Repeat each entry word for word. Leave any images out of the copy.

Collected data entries
•••••

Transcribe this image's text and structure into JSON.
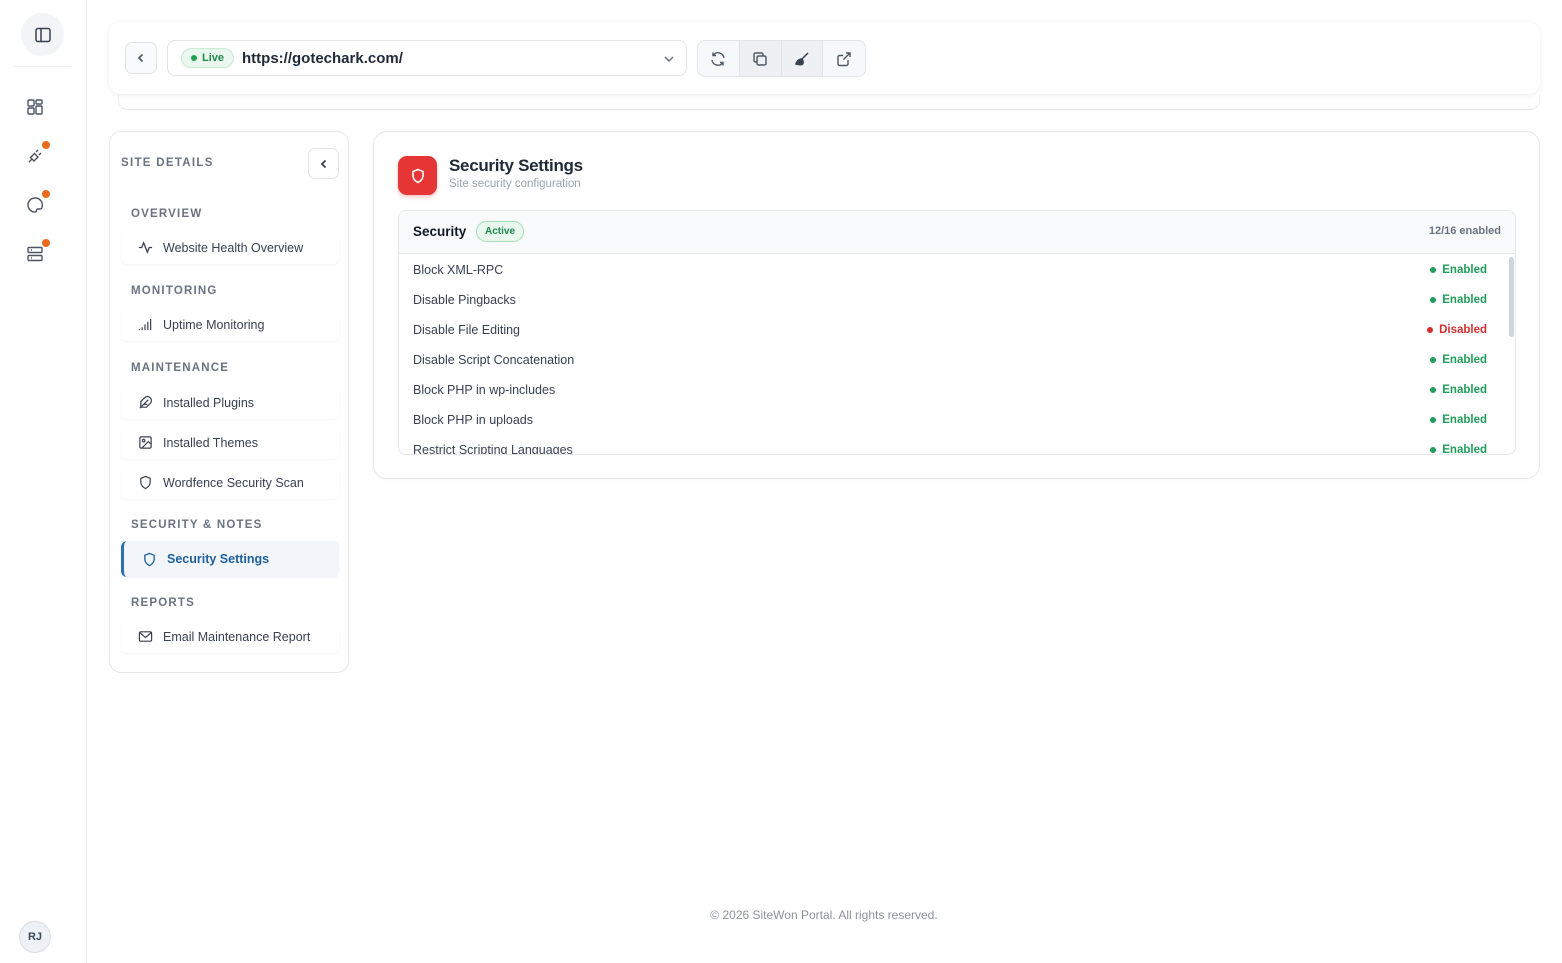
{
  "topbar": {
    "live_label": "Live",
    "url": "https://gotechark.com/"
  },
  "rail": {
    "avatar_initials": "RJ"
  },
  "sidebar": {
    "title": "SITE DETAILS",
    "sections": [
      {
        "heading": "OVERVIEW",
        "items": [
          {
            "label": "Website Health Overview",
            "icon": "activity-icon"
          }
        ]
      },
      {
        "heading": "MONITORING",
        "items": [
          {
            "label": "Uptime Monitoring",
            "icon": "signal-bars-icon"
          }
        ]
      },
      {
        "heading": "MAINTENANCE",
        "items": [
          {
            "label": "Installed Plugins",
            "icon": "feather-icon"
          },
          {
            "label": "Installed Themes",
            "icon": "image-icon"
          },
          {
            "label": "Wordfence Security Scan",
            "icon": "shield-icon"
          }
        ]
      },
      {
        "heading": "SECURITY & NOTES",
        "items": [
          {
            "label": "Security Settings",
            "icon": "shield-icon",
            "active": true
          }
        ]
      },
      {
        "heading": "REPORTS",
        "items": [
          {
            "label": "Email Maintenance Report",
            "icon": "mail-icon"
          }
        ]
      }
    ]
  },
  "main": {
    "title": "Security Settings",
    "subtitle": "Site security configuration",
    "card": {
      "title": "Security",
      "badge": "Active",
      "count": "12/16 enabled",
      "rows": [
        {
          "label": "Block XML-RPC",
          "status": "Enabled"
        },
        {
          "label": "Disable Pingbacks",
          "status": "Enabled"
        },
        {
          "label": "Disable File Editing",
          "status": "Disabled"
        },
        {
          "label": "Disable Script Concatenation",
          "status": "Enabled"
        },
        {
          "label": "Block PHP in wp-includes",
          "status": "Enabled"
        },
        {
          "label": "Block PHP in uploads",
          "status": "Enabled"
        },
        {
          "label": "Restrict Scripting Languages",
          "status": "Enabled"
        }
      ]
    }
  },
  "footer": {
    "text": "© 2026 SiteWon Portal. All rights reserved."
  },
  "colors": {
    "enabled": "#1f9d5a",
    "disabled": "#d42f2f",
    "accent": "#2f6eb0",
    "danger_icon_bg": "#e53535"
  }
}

•••••

• [The response]
Transcribe this image's text and structure into JSON.
{
  "topbar": {
    "live_label": "Live",
    "url": "https://gotechark.com/"
  },
  "rail": {
    "avatar_initials": "RJ"
  },
  "sidebar": {
    "title": "SITE DETAILS",
    "sections": [
      {
        "heading": "OVERVIEW",
        "items": [
          {
            "label": "Website Health Overview",
            "icon": "activity-icon"
          }
        ]
      },
      {
        "heading": "MONITORING",
        "items": [
          {
            "label": "Uptime Monitoring",
            "icon": "signal-bars-icon"
          }
        ]
      },
      {
        "heading": "MAINTENANCE",
        "items": [
          {
            "label": "Installed Plugins",
            "icon": "feather-icon"
          },
          {
            "label": "Installed Themes",
            "icon": "image-icon"
          },
          {
            "label": "Wordfence Security Scan",
            "icon": "shield-icon"
          }
        ]
      },
      {
        "heading": "SECURITY & NOTES",
        "items": [
          {
            "label": "Security Settings",
            "icon": "shield-icon",
            "active": true
          }
        ]
      },
      {
        "heading": "REPORTS",
        "items": [
          {
            "label": "Email Maintenance Report",
            "icon": "mail-icon"
          }
        ]
      }
    ]
  },
  "main": {
    "title": "Security Settings",
    "subtitle": "Site security configuration",
    "card": {
      "title": "Security",
      "badge": "Active",
      "count": "12/16 enabled",
      "rows": [
        {
          "label": "Block XML-RPC",
          "status": "Enabled"
        },
        {
          "label": "Disable Pingbacks",
          "status": "Enabled"
        },
        {
          "label": "Disable File Editing",
          "status": "Disabled"
        },
        {
          "label": "Disable Script Concatenation",
          "status": "Enabled"
        },
        {
          "label": "Block PHP in wp-includes",
          "status": "Enabled"
        },
        {
          "label": "Block PHP in uploads",
          "status": "Enabled"
        },
        {
          "label": "Restrict Scripting Languages",
          "status": "Enabled"
        }
      ]
    }
  },
  "footer": {
    "text": "© 2026 SiteWon Portal. All rights reserved."
  },
  "colors": {
    "enabled": "#1f9d5a",
    "disabled": "#d42f2f",
    "accent": "#2f6eb0",
    "danger_icon_bg": "#e53535"
  }
}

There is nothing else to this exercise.